"""

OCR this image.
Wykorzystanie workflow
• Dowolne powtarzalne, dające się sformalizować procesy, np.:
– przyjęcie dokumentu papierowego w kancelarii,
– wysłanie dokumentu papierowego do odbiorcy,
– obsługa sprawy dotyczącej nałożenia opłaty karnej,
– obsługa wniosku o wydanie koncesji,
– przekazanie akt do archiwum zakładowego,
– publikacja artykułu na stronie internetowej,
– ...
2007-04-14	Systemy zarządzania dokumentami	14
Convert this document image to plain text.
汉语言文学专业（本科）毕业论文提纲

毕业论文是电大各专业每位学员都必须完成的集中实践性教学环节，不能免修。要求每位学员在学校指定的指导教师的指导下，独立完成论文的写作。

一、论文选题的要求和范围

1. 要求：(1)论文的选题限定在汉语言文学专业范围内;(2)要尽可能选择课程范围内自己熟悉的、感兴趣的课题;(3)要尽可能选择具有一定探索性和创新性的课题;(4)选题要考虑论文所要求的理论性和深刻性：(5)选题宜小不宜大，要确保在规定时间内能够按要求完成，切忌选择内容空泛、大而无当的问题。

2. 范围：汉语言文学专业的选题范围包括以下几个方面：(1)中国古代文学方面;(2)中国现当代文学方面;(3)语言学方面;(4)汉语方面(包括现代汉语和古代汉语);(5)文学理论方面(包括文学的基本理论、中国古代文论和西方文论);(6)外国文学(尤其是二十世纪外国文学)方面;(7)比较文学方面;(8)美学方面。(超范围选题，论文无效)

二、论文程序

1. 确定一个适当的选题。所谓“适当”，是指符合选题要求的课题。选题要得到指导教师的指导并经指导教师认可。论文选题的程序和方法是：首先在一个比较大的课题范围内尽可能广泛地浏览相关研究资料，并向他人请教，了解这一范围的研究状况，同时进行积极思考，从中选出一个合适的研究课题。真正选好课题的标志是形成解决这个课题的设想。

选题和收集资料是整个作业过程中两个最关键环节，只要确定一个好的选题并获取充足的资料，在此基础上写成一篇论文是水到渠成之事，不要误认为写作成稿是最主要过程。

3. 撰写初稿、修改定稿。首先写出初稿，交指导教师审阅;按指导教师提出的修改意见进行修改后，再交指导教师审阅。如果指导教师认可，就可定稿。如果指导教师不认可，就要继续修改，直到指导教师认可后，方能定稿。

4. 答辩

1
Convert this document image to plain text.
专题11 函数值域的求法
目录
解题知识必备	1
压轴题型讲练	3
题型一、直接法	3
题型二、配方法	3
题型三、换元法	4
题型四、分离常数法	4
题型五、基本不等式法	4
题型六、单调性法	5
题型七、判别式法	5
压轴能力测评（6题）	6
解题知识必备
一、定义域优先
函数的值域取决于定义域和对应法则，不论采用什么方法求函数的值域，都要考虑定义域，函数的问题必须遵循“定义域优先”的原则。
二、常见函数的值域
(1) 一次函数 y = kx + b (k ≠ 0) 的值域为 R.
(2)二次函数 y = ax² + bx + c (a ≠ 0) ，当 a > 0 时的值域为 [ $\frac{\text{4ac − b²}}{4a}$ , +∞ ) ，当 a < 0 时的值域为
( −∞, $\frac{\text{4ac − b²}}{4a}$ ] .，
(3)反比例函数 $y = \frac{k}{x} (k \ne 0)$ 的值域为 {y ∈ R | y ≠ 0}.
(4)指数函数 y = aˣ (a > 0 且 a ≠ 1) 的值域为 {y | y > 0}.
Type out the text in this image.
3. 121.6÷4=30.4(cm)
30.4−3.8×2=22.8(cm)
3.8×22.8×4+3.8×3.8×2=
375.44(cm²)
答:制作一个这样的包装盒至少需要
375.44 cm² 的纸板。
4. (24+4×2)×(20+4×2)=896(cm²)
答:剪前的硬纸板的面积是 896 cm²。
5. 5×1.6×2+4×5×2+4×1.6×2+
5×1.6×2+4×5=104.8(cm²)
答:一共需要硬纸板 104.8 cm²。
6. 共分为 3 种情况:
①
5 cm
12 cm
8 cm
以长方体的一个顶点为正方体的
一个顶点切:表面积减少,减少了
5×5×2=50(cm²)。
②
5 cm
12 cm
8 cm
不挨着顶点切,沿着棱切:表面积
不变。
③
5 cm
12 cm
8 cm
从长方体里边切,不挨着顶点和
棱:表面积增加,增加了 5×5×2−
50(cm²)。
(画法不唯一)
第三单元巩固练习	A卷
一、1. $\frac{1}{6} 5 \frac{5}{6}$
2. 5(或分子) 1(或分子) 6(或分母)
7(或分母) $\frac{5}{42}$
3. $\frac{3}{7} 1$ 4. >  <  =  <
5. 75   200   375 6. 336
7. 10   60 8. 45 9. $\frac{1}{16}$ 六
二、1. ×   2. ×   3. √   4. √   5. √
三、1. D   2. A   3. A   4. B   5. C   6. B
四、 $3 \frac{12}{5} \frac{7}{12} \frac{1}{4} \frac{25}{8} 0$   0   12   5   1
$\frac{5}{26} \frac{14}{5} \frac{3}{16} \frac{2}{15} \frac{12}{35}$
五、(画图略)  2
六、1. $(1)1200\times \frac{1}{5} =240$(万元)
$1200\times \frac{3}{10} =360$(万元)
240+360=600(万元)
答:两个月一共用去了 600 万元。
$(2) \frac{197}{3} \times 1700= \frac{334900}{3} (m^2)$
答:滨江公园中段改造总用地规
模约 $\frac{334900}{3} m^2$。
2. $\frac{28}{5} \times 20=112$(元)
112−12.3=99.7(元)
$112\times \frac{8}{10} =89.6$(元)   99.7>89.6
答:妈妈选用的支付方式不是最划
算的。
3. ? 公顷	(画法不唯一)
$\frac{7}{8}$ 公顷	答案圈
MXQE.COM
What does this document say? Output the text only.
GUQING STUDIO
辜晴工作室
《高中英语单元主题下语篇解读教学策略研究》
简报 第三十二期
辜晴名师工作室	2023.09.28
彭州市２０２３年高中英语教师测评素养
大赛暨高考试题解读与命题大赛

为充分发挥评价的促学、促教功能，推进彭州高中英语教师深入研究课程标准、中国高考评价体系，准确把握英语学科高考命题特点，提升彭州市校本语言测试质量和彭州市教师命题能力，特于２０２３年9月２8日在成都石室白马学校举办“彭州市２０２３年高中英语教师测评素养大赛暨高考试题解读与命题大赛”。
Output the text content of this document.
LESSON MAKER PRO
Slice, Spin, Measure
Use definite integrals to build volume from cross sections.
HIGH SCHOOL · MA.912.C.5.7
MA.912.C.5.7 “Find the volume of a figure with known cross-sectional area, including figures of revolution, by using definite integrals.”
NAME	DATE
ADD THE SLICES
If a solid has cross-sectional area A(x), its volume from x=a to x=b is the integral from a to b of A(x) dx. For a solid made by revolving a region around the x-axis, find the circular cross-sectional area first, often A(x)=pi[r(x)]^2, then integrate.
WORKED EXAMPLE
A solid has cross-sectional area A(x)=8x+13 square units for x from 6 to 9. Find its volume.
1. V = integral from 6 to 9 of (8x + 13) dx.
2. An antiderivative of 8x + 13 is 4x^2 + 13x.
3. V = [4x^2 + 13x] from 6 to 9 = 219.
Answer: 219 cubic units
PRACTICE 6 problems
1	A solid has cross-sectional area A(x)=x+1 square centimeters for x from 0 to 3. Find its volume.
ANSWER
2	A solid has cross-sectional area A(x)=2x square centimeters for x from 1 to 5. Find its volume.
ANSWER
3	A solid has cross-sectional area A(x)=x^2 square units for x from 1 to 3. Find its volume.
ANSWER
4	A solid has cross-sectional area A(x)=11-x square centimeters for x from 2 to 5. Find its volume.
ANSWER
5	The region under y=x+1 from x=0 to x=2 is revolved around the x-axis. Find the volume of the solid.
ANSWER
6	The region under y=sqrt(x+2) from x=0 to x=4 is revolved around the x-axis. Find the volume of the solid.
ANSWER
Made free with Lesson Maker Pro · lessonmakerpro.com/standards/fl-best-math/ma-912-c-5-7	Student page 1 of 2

"""

Work instructions ::
Search the entries for the word "integrals" and copy every line that has it.

Completed exercise ::
Use definite integrals to build volume from cross sections.
MA.912.C.5.7 “Find the volume of a figure with known cross-sectional area, including figures of revolution, by using definite integrals.”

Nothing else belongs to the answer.